* [The problem]:
Copy each line with the word "this" in it.

Dataset listings of figures

[Begin]

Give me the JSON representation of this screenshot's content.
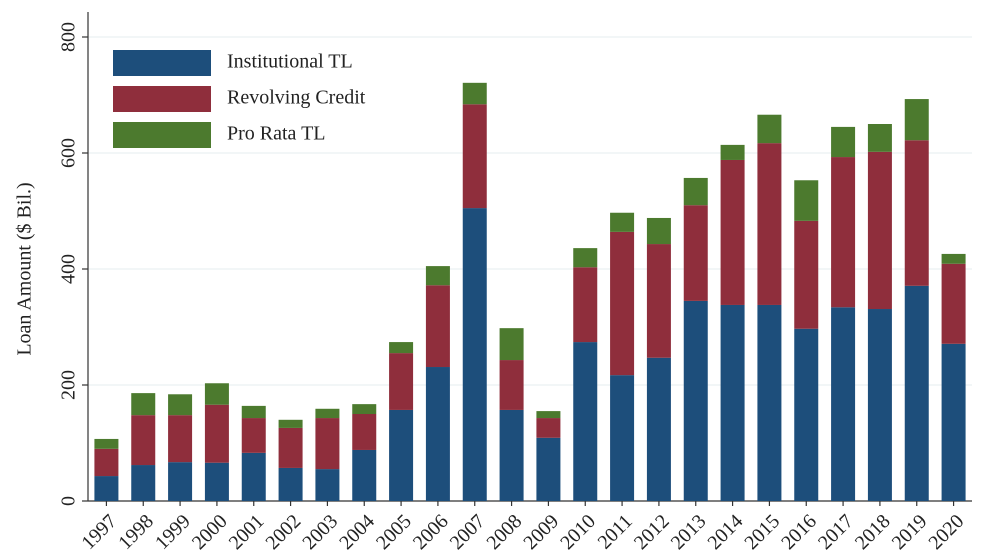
{
  "chart_data": {
    "type": "stacked_bar",
    "y_label": "Loan Amount ($ Bil.)",
    "categories": [
      "1997",
      "1998",
      "1999",
      "2000",
      "2001",
      "2002",
      "2003",
      "2004",
      "2005",
      "2006",
      "2007",
      "2008",
      "2009",
      "2010",
      "2011",
      "2012",
      "2013",
      "2014",
      "2015",
      "2016",
      "2017",
      "2018",
      "2019",
      "2020"
    ],
    "series": [
      {
        "name": "Institutional TL",
        "color": "#1d4e7b",
        "values": [
          43,
          62,
          67,
          66,
          83,
          57,
          55,
          88,
          157,
          231,
          505,
          157,
          109,
          274,
          217,
          247,
          345,
          338,
          338,
          297,
          334,
          331,
          371,
          271
        ]
      },
      {
        "name": "Revolving Credit",
        "color": "#8f2e3c",
        "values": [
          47,
          86,
          81,
          100,
          60,
          69,
          88,
          62,
          98,
          141,
          179,
          86,
          34,
          129,
          247,
          196,
          165,
          250,
          279,
          186,
          259,
          271,
          251,
          138
        ]
      },
      {
        "name": "Pro Rata TL",
        "color": "#4c7a2e",
        "values": [
          17,
          38,
          36,
          37,
          21,
          14,
          16,
          17,
          19,
          33,
          37,
          55,
          12,
          33,
          33,
          45,
          47,
          26,
          49,
          70,
          52,
          48,
          71,
          17
        ]
      }
    ],
    "ylim": [
      0,
      800
    ],
    "yticks": [
      0,
      200,
      400,
      600,
      800
    ],
    "grid": true,
    "legend": "top-left"
  }
}
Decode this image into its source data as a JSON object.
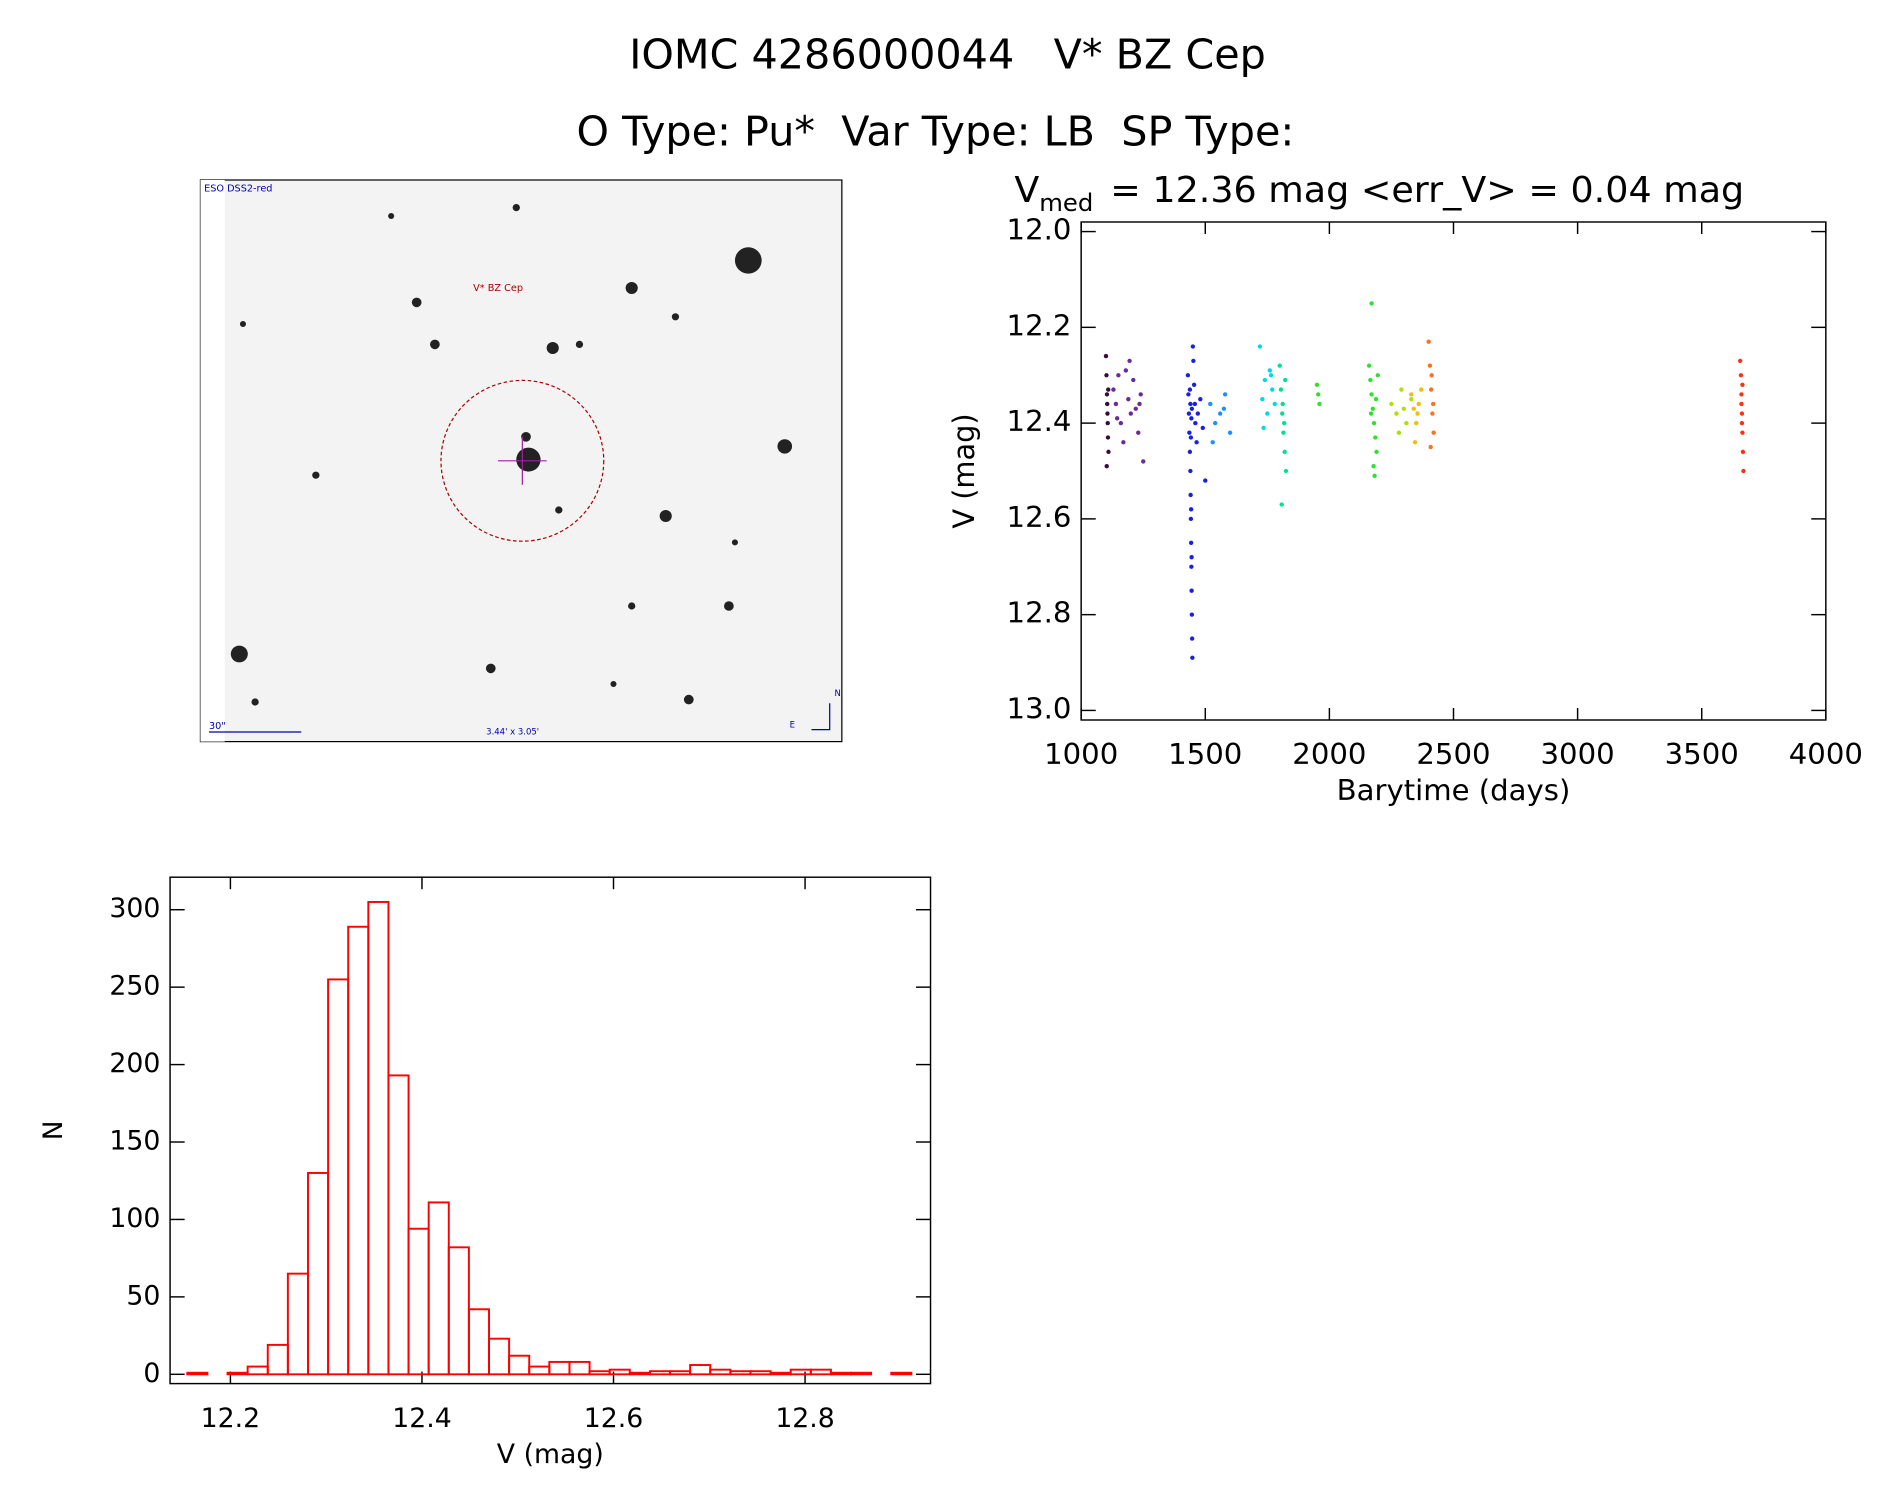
{
  "title": "IOMC 4286000044   V* BZ Cep",
  "subtitle": "O Type: Pu*  Var Type: LB  SP Type:",
  "image": {
    "survey": "ESO DSS2-red",
    "target": "V* BZ Cep",
    "scale": "30\"",
    "size": "3.44' x 3.05'",
    "north": "N",
    "east": "E"
  },
  "chart_data": [
    {
      "type": "scatter",
      "title": {
        "symbol": "V",
        "subscript": "med",
        "text": "= 12.36 mag <err_V> = 0.04 mag"
      },
      "x_label": "Barytime (days)",
      "y_label": "V (mag)",
      "xlim": [
        1000,
        4000
      ],
      "xticks": [
        1000,
        1500,
        2000,
        2500,
        3000,
        3500,
        4000
      ],
      "ylim": [
        11.98,
        13.02
      ],
      "y_inverted": true,
      "yticks": [
        {
          "value": 12.0,
          "label": "12.0"
        },
        12.2,
        12.4,
        12.6,
        12.8,
        {
          "value": 13.0,
          "label": "13.0"
        }
      ],
      "series": [
        {
          "color": "#3a0a3a",
          "x": [
            1100,
            1102,
            1104,
            1105,
            1106,
            1107,
            1108,
            1110,
            1103,
            1109
          ],
          "values": [
            12.26,
            12.3,
            12.34,
            12.36,
            12.38,
            12.4,
            12.43,
            12.46,
            12.49,
            12.33
          ]
        },
        {
          "color": "#6a2a9a",
          "x": [
            1130,
            1140,
            1150,
            1160,
            1170,
            1180,
            1190,
            1200,
            1210,
            1220,
            1230,
            1240,
            1250,
            1145,
            1195,
            1235
          ],
          "values": [
            12.33,
            12.36,
            12.3,
            12.4,
            12.44,
            12.29,
            12.35,
            12.38,
            12.31,
            12.37,
            12.42,
            12.34,
            12.48,
            12.39,
            12.27,
            12.36
          ]
        },
        {
          "color": "#1a20e0",
          "x": [
            1430,
            1432,
            1434,
            1436,
            1438,
            1440,
            1441,
            1442,
            1443,
            1444,
            1445,
            1446,
            1447,
            1448,
            1450,
            1452,
            1455,
            1458,
            1460,
            1465,
            1470,
            1480,
            1490,
            1500,
            1440,
            1444,
            1446,
            1442,
            1438,
            1443,
            1445
          ],
          "values": [
            12.3,
            12.34,
            12.38,
            12.42,
            12.46,
            12.5,
            12.55,
            12.6,
            12.65,
            12.7,
            12.75,
            12.8,
            12.85,
            12.89,
            12.24,
            12.27,
            12.32,
            12.36,
            12.4,
            12.44,
            12.38,
            12.35,
            12.41,
            12.52,
            12.36,
            12.39,
            12.37,
            12.43,
            12.33,
            12.58,
            12.68
          ]
        },
        {
          "color": "#1e8fff",
          "x": [
            1520,
            1540,
            1560,
            1580,
            1600,
            1530,
            1575
          ],
          "values": [
            12.36,
            12.4,
            12.38,
            12.34,
            12.42,
            12.44,
            12.37
          ]
        },
        {
          "color": "#00d8e8",
          "x": [
            1720,
            1730,
            1740,
            1750,
            1760,
            1770,
            1780,
            1735,
            1765
          ],
          "values": [
            12.24,
            12.35,
            12.31,
            12.38,
            12.29,
            12.33,
            12.36,
            12.41,
            12.3
          ]
        },
        {
          "color": "#00e090",
          "x": [
            1800,
            1805,
            1810,
            1815,
            1820,
            1825,
            1808,
            1812,
            1818,
            1822
          ],
          "values": [
            12.28,
            12.33,
            12.38,
            12.42,
            12.46,
            12.5,
            12.57,
            12.36,
            12.4,
            12.31
          ]
        },
        {
          "color": "#30e030",
          "x": [
            1950,
            1955,
            1960,
            2160,
            2165,
            2170,
            2175,
            2180,
            2185,
            2190,
            2195,
            2170,
            2178,
            2182,
            2168,
            2188
          ],
          "values": [
            12.32,
            12.34,
            12.36,
            12.28,
            12.31,
            12.34,
            12.37,
            12.4,
            12.43,
            12.46,
            12.3,
            12.15,
            12.49,
            12.51,
            12.38,
            12.35
          ]
        },
        {
          "color": "#b0e000",
          "x": [
            2250,
            2270,
            2290,
            2310,
            2330,
            2280,
            2300
          ],
          "values": [
            12.36,
            12.38,
            12.33,
            12.4,
            12.35,
            12.42,
            12.37
          ]
        },
        {
          "color": "#f0c000",
          "x": [
            2330,
            2340,
            2350,
            2360,
            2370,
            2345,
            2355
          ],
          "values": [
            12.34,
            12.37,
            12.4,
            12.36,
            12.33,
            12.44,
            12.38
          ]
        },
        {
          "color": "#ff7020",
          "x": [
            2400,
            2405,
            2410,
            2415,
            2420,
            2408,
            2412,
            2418
          ],
          "values": [
            12.23,
            12.28,
            12.33,
            12.38,
            12.42,
            12.45,
            12.3,
            12.36
          ]
        },
        {
          "color": "#ff3010",
          "x": [
            3655,
            3658,
            3660,
            3662,
            3664,
            3666,
            3668,
            3660,
            3662,
            3664
          ],
          "values": [
            12.27,
            12.3,
            12.34,
            12.38,
            12.42,
            12.46,
            12.5,
            12.36,
            12.4,
            12.32
          ]
        }
      ]
    },
    {
      "type": "histogram",
      "color": "#ff0000",
      "x_label": "V (mag)",
      "y_label": "N",
      "xlim": [
        12.137,
        12.931
      ],
      "xticks": [
        12.2,
        12.4,
        12.6,
        12.8
      ],
      "ylim": [
        -6,
        321
      ],
      "yticks": [
        0,
        50,
        100,
        150,
        200,
        250,
        300
      ],
      "bins": [
        12.155,
        12.176,
        12.197,
        12.218,
        12.239,
        12.26,
        12.281,
        12.302,
        12.323,
        12.344,
        12.365,
        12.386,
        12.407,
        12.428,
        12.449,
        12.47,
        12.491,
        12.512,
        12.533,
        12.554,
        12.575,
        12.596,
        12.617,
        12.638,
        12.659,
        12.68,
        12.701,
        12.722,
        12.743,
        12.764,
        12.785,
        12.806,
        12.827,
        12.848,
        12.869,
        12.89,
        12.911
      ],
      "values": [
        1,
        0,
        1,
        5,
        19,
        65,
        130,
        255,
        289,
        305,
        193,
        94,
        111,
        82,
        42,
        23,
        12,
        5,
        8,
        8,
        2,
        3,
        1,
        2,
        2,
        6,
        3,
        2,
        2,
        1,
        3,
        3,
        1,
        1,
        0,
        1
      ]
    }
  ]
}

[End]

* [Answer to the exercise]:
Give me the JSON representation of this screenshot's content.
Decode this image into its source data as a JSON object.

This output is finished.